Requirements
Lines containing the word "house" are to be located and copied.

==== Provided data ====

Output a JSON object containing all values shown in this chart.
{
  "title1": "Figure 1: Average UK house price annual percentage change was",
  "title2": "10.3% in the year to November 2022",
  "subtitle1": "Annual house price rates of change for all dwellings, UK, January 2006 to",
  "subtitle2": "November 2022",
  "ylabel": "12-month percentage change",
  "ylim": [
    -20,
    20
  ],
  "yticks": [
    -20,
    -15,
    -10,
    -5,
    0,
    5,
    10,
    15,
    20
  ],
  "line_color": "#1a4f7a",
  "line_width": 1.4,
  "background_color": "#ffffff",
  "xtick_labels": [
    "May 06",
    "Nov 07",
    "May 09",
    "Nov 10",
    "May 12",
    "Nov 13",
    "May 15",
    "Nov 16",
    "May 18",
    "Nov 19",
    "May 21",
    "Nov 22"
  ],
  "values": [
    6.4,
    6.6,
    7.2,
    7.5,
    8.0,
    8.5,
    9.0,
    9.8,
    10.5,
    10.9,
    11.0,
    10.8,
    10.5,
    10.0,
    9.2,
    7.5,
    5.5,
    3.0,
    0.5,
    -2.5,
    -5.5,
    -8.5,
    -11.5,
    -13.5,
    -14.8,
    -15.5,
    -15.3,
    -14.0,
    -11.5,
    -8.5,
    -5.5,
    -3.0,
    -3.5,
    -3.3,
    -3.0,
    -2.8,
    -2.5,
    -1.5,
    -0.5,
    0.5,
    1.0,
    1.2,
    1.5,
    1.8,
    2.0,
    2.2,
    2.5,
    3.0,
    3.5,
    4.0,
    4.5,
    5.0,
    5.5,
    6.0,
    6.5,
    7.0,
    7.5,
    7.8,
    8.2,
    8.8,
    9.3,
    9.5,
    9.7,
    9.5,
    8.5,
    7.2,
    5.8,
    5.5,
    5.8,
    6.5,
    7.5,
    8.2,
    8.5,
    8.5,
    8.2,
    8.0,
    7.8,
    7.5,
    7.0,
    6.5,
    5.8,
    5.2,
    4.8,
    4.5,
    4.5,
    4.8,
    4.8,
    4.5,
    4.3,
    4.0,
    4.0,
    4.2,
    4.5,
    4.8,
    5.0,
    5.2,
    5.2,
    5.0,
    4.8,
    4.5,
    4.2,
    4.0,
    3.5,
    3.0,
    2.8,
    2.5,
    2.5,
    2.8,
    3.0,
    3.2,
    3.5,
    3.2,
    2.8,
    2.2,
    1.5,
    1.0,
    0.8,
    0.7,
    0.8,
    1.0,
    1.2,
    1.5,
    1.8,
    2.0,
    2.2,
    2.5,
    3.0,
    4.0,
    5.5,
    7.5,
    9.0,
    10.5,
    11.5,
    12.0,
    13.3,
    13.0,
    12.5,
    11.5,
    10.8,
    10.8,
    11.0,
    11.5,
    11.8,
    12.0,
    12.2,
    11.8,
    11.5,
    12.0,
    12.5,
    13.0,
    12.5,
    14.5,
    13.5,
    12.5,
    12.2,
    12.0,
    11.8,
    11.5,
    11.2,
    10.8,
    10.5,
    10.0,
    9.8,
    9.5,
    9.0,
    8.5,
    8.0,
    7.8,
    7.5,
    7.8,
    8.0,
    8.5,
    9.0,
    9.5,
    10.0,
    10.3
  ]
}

====

Exercise solution
  "title1": "Figure 1: Average UK house price annual percentage change was",
  "subtitle1": "Annual house price rates of change for all dwellings, UK, January 2006 to",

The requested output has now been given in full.